Work to be completed: Every entry below must appear again, exactly as written.

________________________

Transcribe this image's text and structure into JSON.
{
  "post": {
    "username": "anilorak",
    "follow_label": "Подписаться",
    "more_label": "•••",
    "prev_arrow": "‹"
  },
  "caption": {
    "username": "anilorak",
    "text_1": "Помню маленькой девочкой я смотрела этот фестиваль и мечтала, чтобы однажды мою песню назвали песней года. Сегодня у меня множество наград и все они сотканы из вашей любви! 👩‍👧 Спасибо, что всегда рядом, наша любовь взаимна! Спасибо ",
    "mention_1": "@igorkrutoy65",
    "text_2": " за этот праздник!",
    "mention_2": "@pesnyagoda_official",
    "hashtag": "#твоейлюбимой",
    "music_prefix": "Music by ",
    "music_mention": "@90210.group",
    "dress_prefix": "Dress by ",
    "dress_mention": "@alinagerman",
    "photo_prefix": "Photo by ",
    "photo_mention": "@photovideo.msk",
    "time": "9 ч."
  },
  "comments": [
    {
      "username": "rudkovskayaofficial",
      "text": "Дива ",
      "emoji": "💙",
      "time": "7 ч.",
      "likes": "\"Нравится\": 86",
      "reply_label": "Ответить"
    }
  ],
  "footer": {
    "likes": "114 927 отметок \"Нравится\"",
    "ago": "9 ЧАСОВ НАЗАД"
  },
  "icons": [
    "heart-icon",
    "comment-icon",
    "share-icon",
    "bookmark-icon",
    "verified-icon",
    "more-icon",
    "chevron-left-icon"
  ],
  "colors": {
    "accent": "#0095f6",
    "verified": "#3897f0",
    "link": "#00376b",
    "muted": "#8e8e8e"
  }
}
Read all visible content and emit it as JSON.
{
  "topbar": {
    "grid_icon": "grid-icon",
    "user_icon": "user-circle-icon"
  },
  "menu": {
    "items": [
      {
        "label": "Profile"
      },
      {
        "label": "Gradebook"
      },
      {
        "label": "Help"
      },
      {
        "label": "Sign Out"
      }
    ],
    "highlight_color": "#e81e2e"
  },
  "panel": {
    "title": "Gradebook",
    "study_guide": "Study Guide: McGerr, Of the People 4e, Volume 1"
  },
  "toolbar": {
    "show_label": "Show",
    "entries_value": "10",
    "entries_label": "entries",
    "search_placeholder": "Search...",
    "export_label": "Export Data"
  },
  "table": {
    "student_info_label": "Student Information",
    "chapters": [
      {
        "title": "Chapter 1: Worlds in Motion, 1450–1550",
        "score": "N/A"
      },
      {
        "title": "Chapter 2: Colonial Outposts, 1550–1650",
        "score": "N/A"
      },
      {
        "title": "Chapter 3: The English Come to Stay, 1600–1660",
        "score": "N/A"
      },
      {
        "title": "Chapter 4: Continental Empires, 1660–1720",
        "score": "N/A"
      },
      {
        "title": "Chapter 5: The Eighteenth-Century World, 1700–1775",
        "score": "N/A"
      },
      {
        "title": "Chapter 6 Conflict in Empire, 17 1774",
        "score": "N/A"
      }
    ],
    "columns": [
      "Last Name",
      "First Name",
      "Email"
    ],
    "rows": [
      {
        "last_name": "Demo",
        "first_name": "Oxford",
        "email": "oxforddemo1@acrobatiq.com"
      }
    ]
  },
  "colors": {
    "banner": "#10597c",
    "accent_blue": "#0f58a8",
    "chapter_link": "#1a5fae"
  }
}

________________________

Output:
Transcribe this image's text and structure into JSON.
{
  "post": {
    "username": "anilorak",
    "follow_label": "Подписаться",
    "more_label": "•••",
    "prev_arrow": "‹"
  },
  "caption": {
    "username": "anilorak",
    "text_1": "Помню маленькой девочкой я смотрела этот фестиваль и мечтала, чтобы однажды мою песню назвали песней года. Сегодня у меня множество наград и все они сотканы из вашей любви! 👩‍👧 Спасибо, что всегда рядом, наша любовь взаимна! Спасибо ",
    "mention_1": "@igorkrutoy65",
    "text_2": " за этот праздник!",
    "mention_2": "@pesnyagoda_official",
    "hashtag": "#твоейлюбимой",
    "music_prefix": "Music by ",
    "music_mention": "@90210.group",
    "dress_prefix": "Dress by ",
    "dress_mention": "@alinagerman",
    "photo_prefix": "Photo by ",
    "photo_mention": "@photovideo.msk",
    "time": "9 ч."
  },
  "comments": [
    {
      "username": "rudkovskayaofficial",
      "text": "Дива ",
      "emoji": "💙",
      "time": "7 ч.",
      "likes": "\"Нравится\": 86",
      "reply_label": "Ответить"
    }
  ],
  "footer": {
    "likes": "114 927 отметок \"Нравится\"",
    "ago": "9 ЧАСОВ НАЗАД"
  },
  "icons": [
    "heart-icon",
    "comment-icon",
    "share-icon",
    "bookmark-icon",
    "verified-icon",
    "more-icon",
    "chevron-left-icon"
  ],
  "colors": {
    "accent": "#0095f6",
    "verified": "#3897f0",
    "link": "#00376b",
    "muted": "#8e8e8e"
  }
}
Read all visible content and emit it as JSON.
{
  "topbar": {
    "grid_icon": "grid-icon",
    "user_icon": "user-circle-icon"
  },
  "menu": {
    "items": [
      {
        "label": "Profile"
      },
      {
        "label": "Gradebook"
      },
      {
        "label": "Help"
      },
      {
        "label": "Sign Out"
      }
    ],
    "highlight_color": "#e81e2e"
  },
  "panel": {
    "title": "Gradebook",
    "study_guide": "Study Guide: McGerr, Of the People 4e, Volume 1"
  },
  "toolbar": {
    "show_label": "Show",
    "entries_value": "10",
    "entries_label": "entries",
    "search_placeholder": "Search...",
    "export_label": "Export Data"
  },
  "table": {
    "student_info_label": "Student Information",
    "chapters": [
      {
        "title": "Chapter 1: Worlds in Motion, 1450–1550",
        "score": "N/A"
      },
      {
        "title": "Chapter 2: Colonial Outposts, 1550–1650",
        "score": "N/A"
      },
      {
        "title": "Chapter 3: The English Come to Stay, 1600–1660",
        "score": "N/A"
      },
      {
        "title": "Chapter 4: Continental Empires, 1660–1720",
        "score": "N/A"
      },
      {
        "title": "Chapter 5: The Eighteenth-Century World, 1700–1775",
        "score": "N/A"
      },
      {
        "title": "Chapter 6 Conflict in Empire, 17 1774",
        "score": "N/A"
      }
    ],
    "columns": [
      "Last Name",
      "First Name",
      "Email"
    ],
    "rows": [
      {
        "last_name": "Demo",
        "first_name": "Oxford",
        "email": "oxforddemo1@acrobatiq.com"
      }
    ]
  },
  "colors": {
    "banner": "#10597c",
    "accent_blue": "#0f58a8",
    "chapter_link": "#1a5fae"
  }
}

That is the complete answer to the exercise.